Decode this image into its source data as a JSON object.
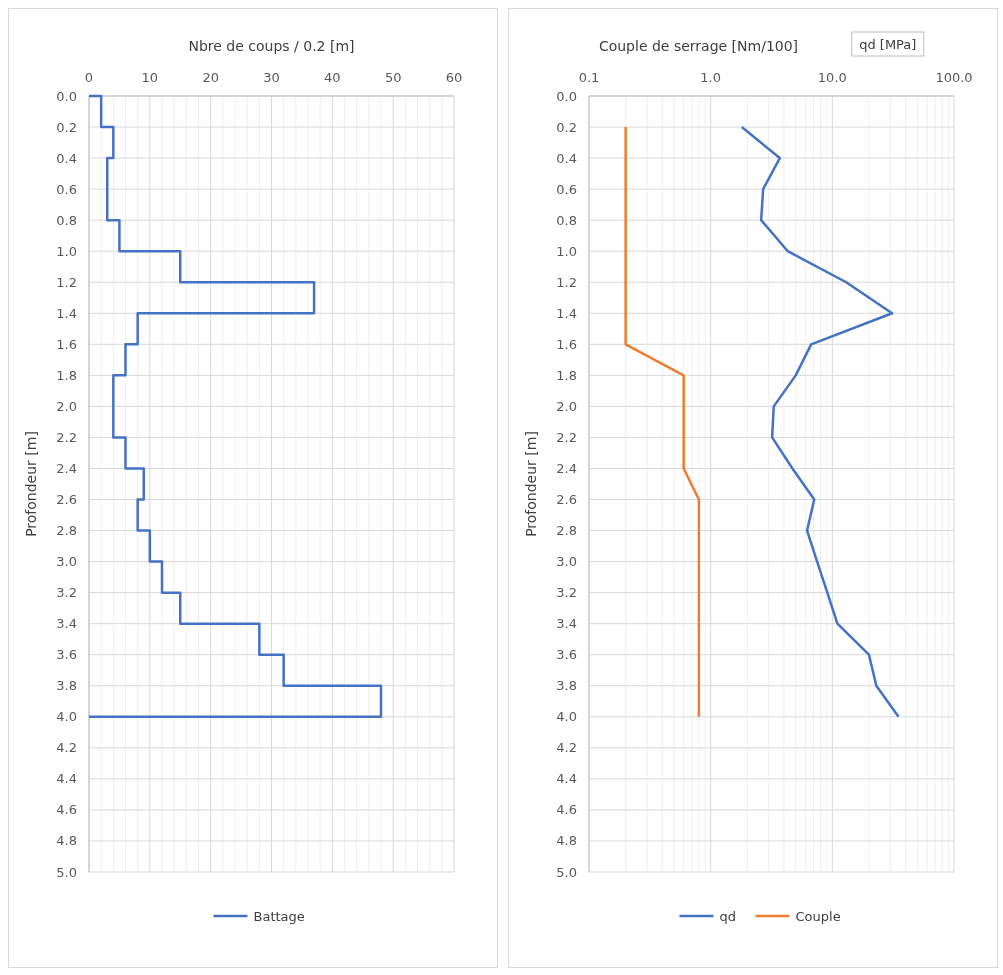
{
  "chart_data": [
    {
      "type": "line",
      "xlabel": "Nbre de coups / 0.2 [m]",
      "ylabel": "Profondeur [m]",
      "xlim": [
        0,
        60
      ],
      "xticks": [
        0,
        10,
        20,
        30,
        40,
        50,
        60
      ],
      "ylim": [
        5,
        0
      ],
      "yticks": [
        {
          "value": 0,
          "label": "0.0"
        },
        {
          "value": 0.2,
          "label": "0.2"
        },
        {
          "value": 0.4,
          "label": "0.4"
        },
        {
          "value": 0.6,
          "label": "0.6"
        },
        {
          "value": 0.8,
          "label": "0.8"
        },
        {
          "value": 1,
          "label": "1.0"
        },
        {
          "value": 1.2,
          "label": "1.2"
        },
        {
          "value": 1.4,
          "label": "1.4"
        },
        {
          "value": 1.6,
          "label": "1.6"
        },
        {
          "value": 1.8,
          "label": "1.8"
        },
        {
          "value": 2,
          "label": "2.0"
        },
        {
          "value": 2.2,
          "label": "2.2"
        },
        {
          "value": 2.4,
          "label": "2.4"
        },
        {
          "value": 2.6,
          "label": "2.6"
        },
        {
          "value": 2.8,
          "label": "2.8"
        },
        {
          "value": 3,
          "label": "3.0"
        },
        {
          "value": 3.2,
          "label": "3.2"
        },
        {
          "value": 3.4,
          "label": "3.4"
        },
        {
          "value": 3.6,
          "label": "3.6"
        },
        {
          "value": 3.8,
          "label": "3.8"
        },
        {
          "value": 4,
          "label": "4.0"
        },
        {
          "value": 4.2,
          "label": "4.2"
        },
        {
          "value": 4.4,
          "label": "4.4"
        },
        {
          "value": 4.6,
          "label": "4.6"
        },
        {
          "value": 4.8,
          "label": "4.8"
        },
        {
          "value": 5,
          "label": "5.0"
        }
      ],
      "grid": true,
      "legend": "bottom",
      "marker": "none",
      "line_style": "solid",
      "series": [
        {
          "name": "Battage",
          "color": "#4472c4",
          "x": [
            0,
            2,
            2,
            4,
            4,
            3,
            3,
            5,
            5,
            15,
            15,
            37,
            37,
            8,
            8,
            6,
            6,
            4,
            4,
            6,
            6,
            9,
            9,
            8,
            8,
            10,
            10,
            12,
            12,
            15,
            15,
            28,
            28,
            32,
            32,
            48,
            48,
            0
          ],
          "values": [
            0,
            0,
            0.2,
            0.2,
            0.4,
            0.4,
            0.8,
            0.8,
            1.0,
            1.0,
            1.2,
            1.2,
            1.4,
            1.4,
            1.6,
            1.6,
            1.8,
            1.8,
            2.2,
            2.2,
            2.4,
            2.4,
            2.6,
            2.6,
            2.8,
            2.8,
            3.0,
            3.0,
            3.2,
            3.2,
            3.4,
            3.4,
            3.6,
            3.6,
            3.8,
            3.8,
            4.0,
            4.0
          ]
        }
      ]
    },
    {
      "type": "line",
      "xlabel": "Couple de serrage [Nm/100]",
      "ylabel": "Profondeur [m]",
      "annotations": [
        "qd [MPa]"
      ],
      "log": "x",
      "xlim": [
        0.1,
        100
      ],
      "xticks": [
        {
          "value": 0.1,
          "label": "0.1"
        },
        {
          "value": 1,
          "label": "1.0"
        },
        {
          "value": 10,
          "label": "10.0"
        },
        {
          "value": 100,
          "label": "100.0"
        }
      ],
      "ylim": [
        5,
        0
      ],
      "yticks": [
        {
          "value": 0,
          "label": "0.0"
        },
        {
          "value": 0.2,
          "label": "0.2"
        },
        {
          "value": 0.4,
          "label": "0.4"
        },
        {
          "value": 0.6,
          "label": "0.6"
        },
        {
          "value": 0.8,
          "label": "0.8"
        },
        {
          "value": 1,
          "label": "1.0"
        },
        {
          "value": 1.2,
          "label": "1.2"
        },
        {
          "value": 1.4,
          "label": "1.4"
        },
        {
          "value": 1.6,
          "label": "1.6"
        },
        {
          "value": 1.8,
          "label": "1.8"
        },
        {
          "value": 2,
          "label": "2.0"
        },
        {
          "value": 2.2,
          "label": "2.2"
        },
        {
          "value": 2.4,
          "label": "2.4"
        },
        {
          "value": 2.6,
          "label": "2.6"
        },
        {
          "value": 2.8,
          "label": "2.8"
        },
        {
          "value": 3,
          "label": "3.0"
        },
        {
          "value": 3.2,
          "label": "3.2"
        },
        {
          "value": 3.4,
          "label": "3.4"
        },
        {
          "value": 3.6,
          "label": "3.6"
        },
        {
          "value": 3.8,
          "label": "3.8"
        },
        {
          "value": 4,
          "label": "4.0"
        },
        {
          "value": 4.2,
          "label": "4.2"
        },
        {
          "value": 4.4,
          "label": "4.4"
        },
        {
          "value": 4.6,
          "label": "4.6"
        },
        {
          "value": 4.8,
          "label": "4.8"
        },
        {
          "value": 5,
          "label": "5.0"
        }
      ],
      "grid": true,
      "legend": "bottom",
      "marker": "none",
      "line_style": "solid",
      "series": [
        {
          "name": "qd",
          "color": "#4472c4",
          "x": [
            1.8,
            3.7,
            2.7,
            2.6,
            4.3,
            13,
            31,
            6.7,
            5,
            3.3,
            3.2,
            4.7,
            7.1,
            6.2,
            7.5,
            9.1,
            11,
            20,
            23,
            35
          ],
          "values": [
            0.2,
            0.4,
            0.6,
            0.8,
            1.0,
            1.2,
            1.4,
            1.6,
            1.8,
            2.0,
            2.2,
            2.4,
            2.6,
            2.8,
            3.0,
            3.2,
            3.4,
            3.6,
            3.8,
            4.0
          ]
        },
        {
          "name": "Couple",
          "color": "#ed7d31",
          "x": [
            0.2,
            0.2,
            0.2,
            0.2,
            0.2,
            0.2,
            0.2,
            0.2,
            0.6,
            0.6,
            0.6,
            0.6,
            0.8,
            0.8,
            0.8,
            0.8,
            0.8,
            0.8,
            0.8,
            0.8
          ],
          "values": [
            0.2,
            0.4,
            0.6,
            0.8,
            1.0,
            1.2,
            1.4,
            1.6,
            1.8,
            2.0,
            2.2,
            2.4,
            2.6,
            2.8,
            3.0,
            3.2,
            3.4,
            3.6,
            3.8,
            4.0
          ]
        }
      ]
    }
  ]
}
——
Work required | Repeat the material above word for word and skip every image in it.

Task response |
Decode this image into its source data as a JSON object.
{
  "chart_data": [
    {
      "type": "line",
      "xlabel": "Nbre de coups / 0.2 [m]",
      "ylabel": "Profondeur [m]",
      "xlim": [
        0,
        60
      ],
      "xticks": [
        0,
        10,
        20,
        30,
        40,
        50,
        60
      ],
      "ylim": [
        5,
        0
      ],
      "yticks": [
        {
          "value": 0,
          "label": "0.0"
        },
        {
          "value": 0.2,
          "label": "0.2"
        },
        {
          "value": 0.4,
          "label": "0.4"
        },
        {
          "value": 0.6,
          "label": "0.6"
        },
        {
          "value": 0.8,
          "label": "0.8"
        },
        {
          "value": 1,
          "label": "1.0"
        },
        {
          "value": 1.2,
          "label": "1.2"
        },
        {
          "value": 1.4,
          "label": "1.4"
        },
        {
          "value": 1.6,
          "label": "1.6"
        },
        {
          "value": 1.8,
          "label": "1.8"
        },
        {
          "value": 2,
          "label": "2.0"
        },
        {
          "value": 2.2,
          "label": "2.2"
        },
        {
          "value": 2.4,
          "label": "2.4"
        },
        {
          "value": 2.6,
          "label": "2.6"
        },
        {
          "value": 2.8,
          "label": "2.8"
        },
        {
          "value": 3,
          "label": "3.0"
        },
        {
          "value": 3.2,
          "label": "3.2"
        },
        {
          "value": 3.4,
          "label": "3.4"
        },
        {
          "value": 3.6,
          "label": "3.6"
        },
        {
          "value": 3.8,
          "label": "3.8"
        },
        {
          "value": 4,
          "label": "4.0"
        },
        {
          "value": 4.2,
          "label": "4.2"
        },
        {
          "value": 4.4,
          "label": "4.4"
        },
        {
          "value": 4.6,
          "label": "4.6"
        },
        {
          "value": 4.8,
          "label": "4.8"
        },
        {
          "value": 5,
          "label": "5.0"
        }
      ],
      "grid": true,
      "legend": "bottom",
      "marker": "none",
      "line_style": "solid",
      "series": [
        {
          "name": "Battage",
          "color": "#4472c4",
          "x": [
            0,
            2,
            2,
            4,
            4,
            3,
            3,
            5,
            5,
            15,
            15,
            37,
            37,
            8,
            8,
            6,
            6,
            4,
            4,
            6,
            6,
            9,
            9,
            8,
            8,
            10,
            10,
            12,
            12,
            15,
            15,
            28,
            28,
            32,
            32,
            48,
            48,
            0
          ],
          "values": [
            0,
            0,
            0.2,
            0.2,
            0.4,
            0.4,
            0.8,
            0.8,
            1.0,
            1.0,
            1.2,
            1.2,
            1.4,
            1.4,
            1.6,
            1.6,
            1.8,
            1.8,
            2.2,
            2.2,
            2.4,
            2.4,
            2.6,
            2.6,
            2.8,
            2.8,
            3.0,
            3.0,
            3.2,
            3.2,
            3.4,
            3.4,
            3.6,
            3.6,
            3.8,
            3.8,
            4.0,
            4.0
          ]
        }
      ]
    },
    {
      "type": "line",
      "xlabel": "Couple de serrage [Nm/100]",
      "ylabel": "Profondeur [m]",
      "annotations": [
        "qd [MPa]"
      ],
      "log": "x",
      "xlim": [
        0.1,
        100
      ],
      "xticks": [
        {
          "value": 0.1,
          "label": "0.1"
        },
        {
          "value": 1,
          "label": "1.0"
        },
        {
          "value": 10,
          "label": "10.0"
        },
        {
          "value": 100,
          "label": "100.0"
        }
      ],
      "ylim": [
        5,
        0
      ],
      "yticks": [
        {
          "value": 0,
          "label": "0.0"
        },
        {
          "value": 0.2,
          "label": "0.2"
        },
        {
          "value": 0.4,
          "label": "0.4"
        },
        {
          "value": 0.6,
          "label": "0.6"
        },
        {
          "value": 0.8,
          "label": "0.8"
        },
        {
          "value": 1,
          "label": "1.0"
        },
        {
          "value": 1.2,
          "label": "1.2"
        },
        {
          "value": 1.4,
          "label": "1.4"
        },
        {
          "value": 1.6,
          "label": "1.6"
        },
        {
          "value": 1.8,
          "label": "1.8"
        },
        {
          "value": 2,
          "label": "2.0"
        },
        {
          "value": 2.2,
          "label": "2.2"
        },
        {
          "value": 2.4,
          "label": "2.4"
        },
        {
          "value": 2.6,
          "label": "2.6"
        },
        {
          "value": 2.8,
          "label": "2.8"
        },
        {
          "value": 3,
          "label": "3.0"
        },
        {
          "value": 3.2,
          "label": "3.2"
        },
        {
          "value": 3.4,
          "label": "3.4"
        },
        {
          "value": 3.6,
          "label": "3.6"
        },
        {
          "value": 3.8,
          "label": "3.8"
        },
        {
          "value": 4,
          "label": "4.0"
        },
        {
          "value": 4.2,
          "label": "4.2"
        },
        {
          "value": 4.4,
          "label": "4.4"
        },
        {
          "value": 4.6,
          "label": "4.6"
        },
        {
          "value": 4.8,
          "label": "4.8"
        },
        {
          "value": 5,
          "label": "5.0"
        }
      ],
      "grid": true,
      "legend": "bottom",
      "marker": "none",
      "line_style": "solid",
      "series": [
        {
          "name": "qd",
          "color": "#4472c4",
          "x": [
            1.8,
            3.7,
            2.7,
            2.6,
            4.3,
            13,
            31,
            6.7,
            5,
            3.3,
            3.2,
            4.7,
            7.1,
            6.2,
            7.5,
            9.1,
            11,
            20,
            23,
            35
          ],
          "values": [
            0.2,
            0.4,
            0.6,
            0.8,
            1.0,
            1.2,
            1.4,
            1.6,
            1.8,
            2.0,
            2.2,
            2.4,
            2.6,
            2.8,
            3.0,
            3.2,
            3.4,
            3.6,
            3.8,
            4.0
          ]
        },
        {
          "name": "Couple",
          "color": "#ed7d31",
          "x": [
            0.2,
            0.2,
            0.2,
            0.2,
            0.2,
            0.2,
            0.2,
            0.2,
            0.6,
            0.6,
            0.6,
            0.6,
            0.8,
            0.8,
            0.8,
            0.8,
            0.8,
            0.8,
            0.8,
            0.8
          ],
          "values": [
            0.2,
            0.4,
            0.6,
            0.8,
            1.0,
            1.2,
            1.4,
            1.6,
            1.8,
            2.0,
            2.2,
            2.4,
            2.6,
            2.8,
            3.0,
            3.2,
            3.4,
            3.6,
            3.8,
            4.0
          ]
        }
      ]
    }
  ]
}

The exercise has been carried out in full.